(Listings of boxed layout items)
..............................
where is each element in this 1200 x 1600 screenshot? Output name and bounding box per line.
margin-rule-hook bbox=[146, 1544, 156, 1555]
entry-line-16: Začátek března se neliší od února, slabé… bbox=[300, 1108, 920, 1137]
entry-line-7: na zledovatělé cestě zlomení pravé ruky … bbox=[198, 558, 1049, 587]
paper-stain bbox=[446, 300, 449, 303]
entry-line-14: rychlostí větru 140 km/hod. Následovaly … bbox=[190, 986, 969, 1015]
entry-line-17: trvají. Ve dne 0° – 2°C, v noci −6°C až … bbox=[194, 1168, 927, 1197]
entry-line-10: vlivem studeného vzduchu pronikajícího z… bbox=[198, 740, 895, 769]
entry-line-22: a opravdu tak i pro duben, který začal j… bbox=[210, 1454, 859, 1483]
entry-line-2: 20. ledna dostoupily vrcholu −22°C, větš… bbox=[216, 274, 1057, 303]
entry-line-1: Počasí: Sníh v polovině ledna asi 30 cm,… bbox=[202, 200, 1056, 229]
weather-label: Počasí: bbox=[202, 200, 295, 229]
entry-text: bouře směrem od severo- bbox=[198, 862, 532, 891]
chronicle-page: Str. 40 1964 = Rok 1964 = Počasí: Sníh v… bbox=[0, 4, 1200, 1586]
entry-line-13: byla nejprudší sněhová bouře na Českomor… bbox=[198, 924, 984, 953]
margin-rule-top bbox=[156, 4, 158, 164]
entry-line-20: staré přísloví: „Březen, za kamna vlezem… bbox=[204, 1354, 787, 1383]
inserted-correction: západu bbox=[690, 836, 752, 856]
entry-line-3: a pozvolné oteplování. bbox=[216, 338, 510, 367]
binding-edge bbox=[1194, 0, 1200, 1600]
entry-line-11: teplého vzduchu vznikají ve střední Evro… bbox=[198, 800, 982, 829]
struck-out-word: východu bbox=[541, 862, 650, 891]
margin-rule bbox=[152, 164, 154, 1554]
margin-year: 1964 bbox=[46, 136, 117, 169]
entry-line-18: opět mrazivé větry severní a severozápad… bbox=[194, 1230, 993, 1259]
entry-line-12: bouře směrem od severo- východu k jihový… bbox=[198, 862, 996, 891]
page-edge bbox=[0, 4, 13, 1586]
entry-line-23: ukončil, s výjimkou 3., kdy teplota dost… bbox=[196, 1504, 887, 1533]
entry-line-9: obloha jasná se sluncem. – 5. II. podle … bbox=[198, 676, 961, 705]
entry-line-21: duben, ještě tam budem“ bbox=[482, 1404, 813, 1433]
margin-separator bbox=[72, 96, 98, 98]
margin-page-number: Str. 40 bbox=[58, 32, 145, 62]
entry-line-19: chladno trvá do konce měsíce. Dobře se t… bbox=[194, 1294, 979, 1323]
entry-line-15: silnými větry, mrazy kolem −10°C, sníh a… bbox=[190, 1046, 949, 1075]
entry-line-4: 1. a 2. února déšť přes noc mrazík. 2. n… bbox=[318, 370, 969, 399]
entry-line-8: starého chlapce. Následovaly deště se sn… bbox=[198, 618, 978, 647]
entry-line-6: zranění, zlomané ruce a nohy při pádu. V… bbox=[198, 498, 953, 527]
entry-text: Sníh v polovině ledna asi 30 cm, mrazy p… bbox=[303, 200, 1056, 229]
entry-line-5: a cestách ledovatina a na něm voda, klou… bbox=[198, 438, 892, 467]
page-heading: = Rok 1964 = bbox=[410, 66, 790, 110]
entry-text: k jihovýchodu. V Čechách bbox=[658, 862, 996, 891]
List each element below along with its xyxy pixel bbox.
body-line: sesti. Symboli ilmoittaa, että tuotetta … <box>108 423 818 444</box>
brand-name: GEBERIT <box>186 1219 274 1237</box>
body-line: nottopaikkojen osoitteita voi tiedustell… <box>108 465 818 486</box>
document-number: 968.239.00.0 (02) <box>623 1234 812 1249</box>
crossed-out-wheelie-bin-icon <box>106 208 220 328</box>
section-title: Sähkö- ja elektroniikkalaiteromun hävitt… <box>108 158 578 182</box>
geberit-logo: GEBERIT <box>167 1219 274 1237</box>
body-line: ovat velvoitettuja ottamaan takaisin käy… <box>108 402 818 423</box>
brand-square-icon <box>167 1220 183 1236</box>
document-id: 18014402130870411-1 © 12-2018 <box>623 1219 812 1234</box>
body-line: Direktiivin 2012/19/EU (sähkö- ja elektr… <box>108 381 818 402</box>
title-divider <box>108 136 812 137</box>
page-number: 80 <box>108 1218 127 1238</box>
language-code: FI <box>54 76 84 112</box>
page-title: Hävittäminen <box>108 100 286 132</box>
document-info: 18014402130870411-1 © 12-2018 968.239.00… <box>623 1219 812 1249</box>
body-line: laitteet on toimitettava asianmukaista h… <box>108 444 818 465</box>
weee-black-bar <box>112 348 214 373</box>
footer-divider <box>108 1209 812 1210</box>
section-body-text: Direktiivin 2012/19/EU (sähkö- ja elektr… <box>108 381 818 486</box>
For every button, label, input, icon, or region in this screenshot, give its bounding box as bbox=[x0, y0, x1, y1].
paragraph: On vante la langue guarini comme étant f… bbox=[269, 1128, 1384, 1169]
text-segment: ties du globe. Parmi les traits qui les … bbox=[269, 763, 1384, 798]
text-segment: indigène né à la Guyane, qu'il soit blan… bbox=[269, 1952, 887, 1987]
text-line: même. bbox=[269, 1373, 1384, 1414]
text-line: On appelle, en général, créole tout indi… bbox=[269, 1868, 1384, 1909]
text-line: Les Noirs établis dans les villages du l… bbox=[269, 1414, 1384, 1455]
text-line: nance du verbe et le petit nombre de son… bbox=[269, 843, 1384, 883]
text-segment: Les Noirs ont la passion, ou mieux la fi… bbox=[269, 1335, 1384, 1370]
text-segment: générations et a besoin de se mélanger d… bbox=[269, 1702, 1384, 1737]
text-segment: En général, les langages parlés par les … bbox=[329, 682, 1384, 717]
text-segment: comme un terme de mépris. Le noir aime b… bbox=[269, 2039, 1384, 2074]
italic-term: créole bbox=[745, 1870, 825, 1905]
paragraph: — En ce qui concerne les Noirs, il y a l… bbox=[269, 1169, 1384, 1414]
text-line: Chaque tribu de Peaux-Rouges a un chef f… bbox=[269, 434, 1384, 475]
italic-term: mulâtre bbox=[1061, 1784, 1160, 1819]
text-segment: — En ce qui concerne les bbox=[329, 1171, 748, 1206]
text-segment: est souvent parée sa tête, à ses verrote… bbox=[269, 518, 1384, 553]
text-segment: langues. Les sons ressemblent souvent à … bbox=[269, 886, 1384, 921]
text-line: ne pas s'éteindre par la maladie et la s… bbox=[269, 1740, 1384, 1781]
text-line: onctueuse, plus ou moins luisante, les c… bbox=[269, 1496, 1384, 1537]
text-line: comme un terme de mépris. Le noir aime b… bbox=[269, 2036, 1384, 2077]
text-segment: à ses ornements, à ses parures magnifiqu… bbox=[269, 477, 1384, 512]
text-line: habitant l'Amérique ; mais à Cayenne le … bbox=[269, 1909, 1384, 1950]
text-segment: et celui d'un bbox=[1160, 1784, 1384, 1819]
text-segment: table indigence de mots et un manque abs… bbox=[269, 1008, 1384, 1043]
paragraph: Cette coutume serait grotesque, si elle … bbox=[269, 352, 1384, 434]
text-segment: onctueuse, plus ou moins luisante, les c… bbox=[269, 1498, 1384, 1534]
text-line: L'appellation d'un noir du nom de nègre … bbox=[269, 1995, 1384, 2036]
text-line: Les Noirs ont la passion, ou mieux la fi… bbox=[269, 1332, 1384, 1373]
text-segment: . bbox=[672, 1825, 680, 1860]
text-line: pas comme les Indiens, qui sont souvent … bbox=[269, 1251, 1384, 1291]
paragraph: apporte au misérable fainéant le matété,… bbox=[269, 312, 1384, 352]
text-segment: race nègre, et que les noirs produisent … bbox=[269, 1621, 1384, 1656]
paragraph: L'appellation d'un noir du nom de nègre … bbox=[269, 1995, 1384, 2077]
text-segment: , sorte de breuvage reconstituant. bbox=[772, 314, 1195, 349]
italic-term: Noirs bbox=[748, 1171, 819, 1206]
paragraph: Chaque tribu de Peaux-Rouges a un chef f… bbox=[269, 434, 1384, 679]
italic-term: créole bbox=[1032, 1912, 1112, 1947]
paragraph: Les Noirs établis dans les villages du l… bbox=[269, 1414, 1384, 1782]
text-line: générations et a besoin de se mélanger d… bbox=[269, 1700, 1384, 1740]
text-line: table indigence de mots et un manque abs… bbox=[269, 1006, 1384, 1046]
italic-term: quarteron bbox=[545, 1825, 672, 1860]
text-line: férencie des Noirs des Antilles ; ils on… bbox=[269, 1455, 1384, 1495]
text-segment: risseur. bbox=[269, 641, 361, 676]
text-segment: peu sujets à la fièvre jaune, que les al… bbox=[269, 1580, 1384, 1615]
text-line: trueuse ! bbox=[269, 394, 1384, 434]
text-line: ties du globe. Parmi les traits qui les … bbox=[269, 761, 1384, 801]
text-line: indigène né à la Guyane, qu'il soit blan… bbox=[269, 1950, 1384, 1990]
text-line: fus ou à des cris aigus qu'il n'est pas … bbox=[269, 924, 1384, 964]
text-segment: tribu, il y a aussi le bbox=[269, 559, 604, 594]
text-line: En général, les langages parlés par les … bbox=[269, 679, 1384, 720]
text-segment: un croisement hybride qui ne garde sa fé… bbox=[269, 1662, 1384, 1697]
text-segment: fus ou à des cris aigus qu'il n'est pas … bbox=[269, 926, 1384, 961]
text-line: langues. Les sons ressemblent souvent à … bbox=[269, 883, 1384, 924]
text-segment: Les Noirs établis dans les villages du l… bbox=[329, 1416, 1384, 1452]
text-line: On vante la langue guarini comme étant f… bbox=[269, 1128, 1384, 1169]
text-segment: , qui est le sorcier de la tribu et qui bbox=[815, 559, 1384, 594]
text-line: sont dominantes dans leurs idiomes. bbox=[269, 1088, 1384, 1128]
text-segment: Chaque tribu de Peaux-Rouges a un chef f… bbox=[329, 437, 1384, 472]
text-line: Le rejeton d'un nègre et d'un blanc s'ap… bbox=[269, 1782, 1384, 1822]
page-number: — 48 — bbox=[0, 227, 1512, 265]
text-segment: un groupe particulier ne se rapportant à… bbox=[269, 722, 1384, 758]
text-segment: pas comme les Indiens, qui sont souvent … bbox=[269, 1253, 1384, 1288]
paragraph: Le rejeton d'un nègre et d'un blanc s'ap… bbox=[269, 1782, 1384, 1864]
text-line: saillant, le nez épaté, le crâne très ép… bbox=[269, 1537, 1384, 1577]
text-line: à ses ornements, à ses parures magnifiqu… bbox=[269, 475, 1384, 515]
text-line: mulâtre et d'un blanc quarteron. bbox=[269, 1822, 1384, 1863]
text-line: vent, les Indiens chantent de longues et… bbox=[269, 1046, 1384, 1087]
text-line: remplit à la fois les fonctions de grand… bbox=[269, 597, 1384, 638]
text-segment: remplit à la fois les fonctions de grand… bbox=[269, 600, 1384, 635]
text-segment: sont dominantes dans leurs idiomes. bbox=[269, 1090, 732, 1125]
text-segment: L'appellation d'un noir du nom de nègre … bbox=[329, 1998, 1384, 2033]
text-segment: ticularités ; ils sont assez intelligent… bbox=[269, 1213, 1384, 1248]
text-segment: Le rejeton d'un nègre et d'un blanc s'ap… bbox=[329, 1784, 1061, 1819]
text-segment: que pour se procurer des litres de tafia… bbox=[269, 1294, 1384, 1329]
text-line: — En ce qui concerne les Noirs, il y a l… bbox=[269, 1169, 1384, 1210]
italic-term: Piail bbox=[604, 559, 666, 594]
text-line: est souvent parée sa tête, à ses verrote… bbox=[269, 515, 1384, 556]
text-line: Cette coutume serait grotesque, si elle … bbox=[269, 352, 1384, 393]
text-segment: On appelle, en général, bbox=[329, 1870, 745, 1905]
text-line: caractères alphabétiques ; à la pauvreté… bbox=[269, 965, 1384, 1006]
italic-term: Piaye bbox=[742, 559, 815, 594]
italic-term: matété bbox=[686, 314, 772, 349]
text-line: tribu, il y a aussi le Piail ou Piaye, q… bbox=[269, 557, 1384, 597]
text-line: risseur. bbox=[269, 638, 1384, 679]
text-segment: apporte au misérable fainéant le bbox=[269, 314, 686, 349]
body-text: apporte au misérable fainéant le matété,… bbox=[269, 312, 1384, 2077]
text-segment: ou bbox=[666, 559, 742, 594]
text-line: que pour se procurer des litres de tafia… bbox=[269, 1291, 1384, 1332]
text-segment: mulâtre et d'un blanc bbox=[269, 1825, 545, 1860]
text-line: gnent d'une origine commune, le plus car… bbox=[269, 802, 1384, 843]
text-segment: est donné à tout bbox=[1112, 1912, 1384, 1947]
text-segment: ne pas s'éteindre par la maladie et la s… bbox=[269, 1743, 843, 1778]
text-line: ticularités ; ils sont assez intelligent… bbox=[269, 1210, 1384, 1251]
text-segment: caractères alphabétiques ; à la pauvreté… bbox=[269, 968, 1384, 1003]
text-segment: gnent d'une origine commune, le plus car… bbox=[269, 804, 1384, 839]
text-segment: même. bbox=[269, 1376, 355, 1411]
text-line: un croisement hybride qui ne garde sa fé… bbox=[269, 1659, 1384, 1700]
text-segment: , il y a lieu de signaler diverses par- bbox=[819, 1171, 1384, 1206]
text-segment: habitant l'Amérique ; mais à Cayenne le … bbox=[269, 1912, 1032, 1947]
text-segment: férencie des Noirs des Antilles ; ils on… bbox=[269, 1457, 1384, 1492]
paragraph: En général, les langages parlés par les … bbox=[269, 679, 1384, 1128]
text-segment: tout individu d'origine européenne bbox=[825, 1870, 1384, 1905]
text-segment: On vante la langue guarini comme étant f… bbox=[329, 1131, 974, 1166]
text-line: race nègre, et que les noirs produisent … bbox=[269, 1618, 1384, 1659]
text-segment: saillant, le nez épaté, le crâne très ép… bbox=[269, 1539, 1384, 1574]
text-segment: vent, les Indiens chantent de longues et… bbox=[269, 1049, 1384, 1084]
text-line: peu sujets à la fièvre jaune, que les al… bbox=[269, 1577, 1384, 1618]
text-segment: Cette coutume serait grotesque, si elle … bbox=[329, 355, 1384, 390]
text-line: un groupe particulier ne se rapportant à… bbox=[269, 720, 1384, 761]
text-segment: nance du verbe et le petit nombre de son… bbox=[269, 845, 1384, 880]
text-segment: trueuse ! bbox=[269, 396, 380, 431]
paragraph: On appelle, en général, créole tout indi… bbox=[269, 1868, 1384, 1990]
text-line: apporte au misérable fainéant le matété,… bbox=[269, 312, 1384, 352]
..............................
◆ TASK BRIEF
Duplicate the lines running from the start of the items through the line containing "paper-stain bbox=[446, 300, 449, 303]", including both ends.

◆ FINAL RESULT
where is each element in this 1200 x 1600 screenshot? Output name and bounding box per line.
margin-rule-hook bbox=[146, 1544, 156, 1555]
entry-line-16: Začátek března se neliší od února, slabé… bbox=[300, 1108, 920, 1137]
entry-line-7: na zledovatělé cestě zlomení pravé ruky … bbox=[198, 558, 1049, 587]
paper-stain bbox=[446, 300, 449, 303]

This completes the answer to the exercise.